(Data records)
— begin —
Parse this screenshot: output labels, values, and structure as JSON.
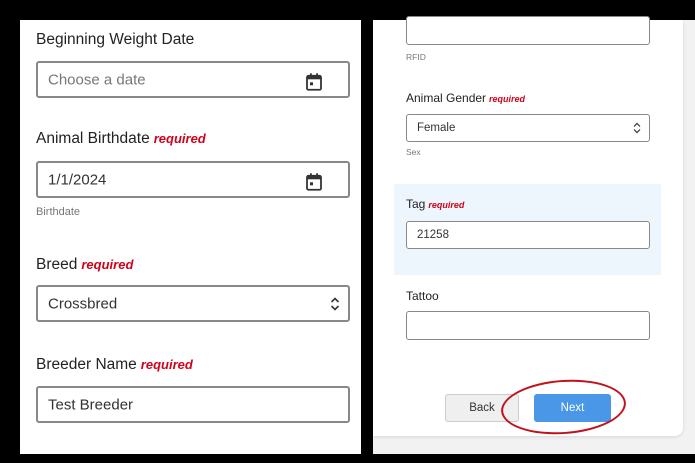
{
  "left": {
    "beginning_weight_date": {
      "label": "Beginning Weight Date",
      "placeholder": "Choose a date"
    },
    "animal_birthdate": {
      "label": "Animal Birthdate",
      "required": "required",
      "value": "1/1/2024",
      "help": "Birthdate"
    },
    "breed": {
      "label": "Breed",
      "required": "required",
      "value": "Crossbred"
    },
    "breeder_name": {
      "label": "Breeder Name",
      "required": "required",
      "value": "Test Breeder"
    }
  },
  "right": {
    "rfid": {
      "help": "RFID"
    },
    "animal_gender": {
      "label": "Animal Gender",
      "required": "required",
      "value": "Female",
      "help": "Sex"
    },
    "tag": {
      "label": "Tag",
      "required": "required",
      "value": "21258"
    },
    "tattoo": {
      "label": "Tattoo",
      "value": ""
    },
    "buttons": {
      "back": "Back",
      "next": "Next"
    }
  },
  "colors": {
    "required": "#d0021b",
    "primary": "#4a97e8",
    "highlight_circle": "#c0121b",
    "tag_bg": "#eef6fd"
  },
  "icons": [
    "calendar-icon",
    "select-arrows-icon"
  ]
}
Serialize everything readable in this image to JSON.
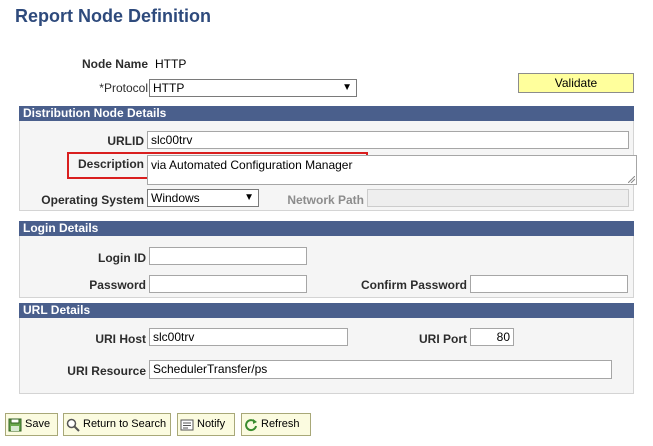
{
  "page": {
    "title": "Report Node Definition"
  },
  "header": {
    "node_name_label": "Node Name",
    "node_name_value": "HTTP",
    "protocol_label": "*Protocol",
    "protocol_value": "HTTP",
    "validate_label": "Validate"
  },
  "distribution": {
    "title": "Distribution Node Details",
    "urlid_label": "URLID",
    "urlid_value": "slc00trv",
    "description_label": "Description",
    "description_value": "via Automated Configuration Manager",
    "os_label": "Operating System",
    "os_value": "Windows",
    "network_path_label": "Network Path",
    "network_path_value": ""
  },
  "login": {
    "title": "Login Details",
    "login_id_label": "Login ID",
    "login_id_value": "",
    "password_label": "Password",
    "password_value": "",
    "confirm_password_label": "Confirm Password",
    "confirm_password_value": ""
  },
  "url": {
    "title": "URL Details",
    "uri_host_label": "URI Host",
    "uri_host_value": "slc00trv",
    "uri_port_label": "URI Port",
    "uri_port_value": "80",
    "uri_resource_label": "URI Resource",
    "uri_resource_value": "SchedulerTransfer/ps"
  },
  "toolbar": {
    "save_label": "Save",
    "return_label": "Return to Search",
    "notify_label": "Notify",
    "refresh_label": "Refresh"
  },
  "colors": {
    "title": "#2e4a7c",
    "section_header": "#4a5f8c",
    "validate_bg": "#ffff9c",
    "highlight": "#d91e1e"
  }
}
— end —
• Prompt: Print the listing above in full, exactly as written. Omit any pictures.

• Finished task:
Parse this screenshot: output labels, values, and structure as JSON.
{
  "left": {
    "beginning_weight_date": {
      "label": "Beginning Weight Date",
      "placeholder": "Choose a date"
    },
    "animal_birthdate": {
      "label": "Animal Birthdate",
      "required": "required",
      "value": "1/1/2024",
      "help": "Birthdate"
    },
    "breed": {
      "label": "Breed",
      "required": "required",
      "value": "Crossbred"
    },
    "breeder_name": {
      "label": "Breeder Name",
      "required": "required",
      "value": "Test Breeder"
    }
  },
  "right": {
    "rfid": {
      "help": "RFID"
    },
    "animal_gender": {
      "label": "Animal Gender",
      "required": "required",
      "value": "Female",
      "help": "Sex"
    },
    "tag": {
      "label": "Tag",
      "required": "required",
      "value": "21258"
    },
    "tattoo": {
      "label": "Tattoo",
      "value": ""
    },
    "buttons": {
      "back": "Back",
      "next": "Next"
    }
  },
  "colors": {
    "required": "#d0021b",
    "primary": "#4a97e8",
    "highlight_circle": "#c0121b",
    "tag_bg": "#eef6fd"
  },
  "icons": [
    "calendar-icon",
    "select-arrows-icon"
  ]
}
Serialize everything readable in this image to JSON.
{
  "page": {
    "title": "Report Node Definition"
  },
  "header": {
    "node_name_label": "Node Name",
    "node_name_value": "HTTP",
    "protocol_label": "*Protocol",
    "protocol_value": "HTTP",
    "validate_label": "Validate"
  },
  "distribution": {
    "title": "Distribution Node Details",
    "urlid_label": "URLID",
    "urlid_value": "slc00trv",
    "description_label": "Description",
    "description_value": "via Automated Configuration Manager",
    "os_label": "Operating System",
    "os_value": "Windows",
    "network_path_label": "Network Path",
    "network_path_value": ""
  },
  "login": {
    "title": "Login Details",
    "login_id_label": "Login ID",
    "login_id_value": "",
    "password_label": "Password",
    "password_value": "",
    "confirm_password_label": "Confirm Password",
    "confirm_password_value": ""
  },
  "url": {
    "title": "URL Details",
    "uri_host_label": "URI Host",
    "uri_host_value": "slc00trv",
    "uri_port_label": "URI Port",
    "uri_port_value": "80",
    "uri_resource_label": "URI Resource",
    "uri_resource_value": "SchedulerTransfer/ps"
  },
  "toolbar": {
    "save_label": "Save",
    "return_label": "Return to Search",
    "notify_label": "Notify",
    "refresh_label": "Refresh"
  },
  "colors": {
    "title": "#2e4a7c",
    "section_header": "#4a5f8c",
    "validate_bg": "#ffff9c",
    "highlight": "#d91e1e"
  }
}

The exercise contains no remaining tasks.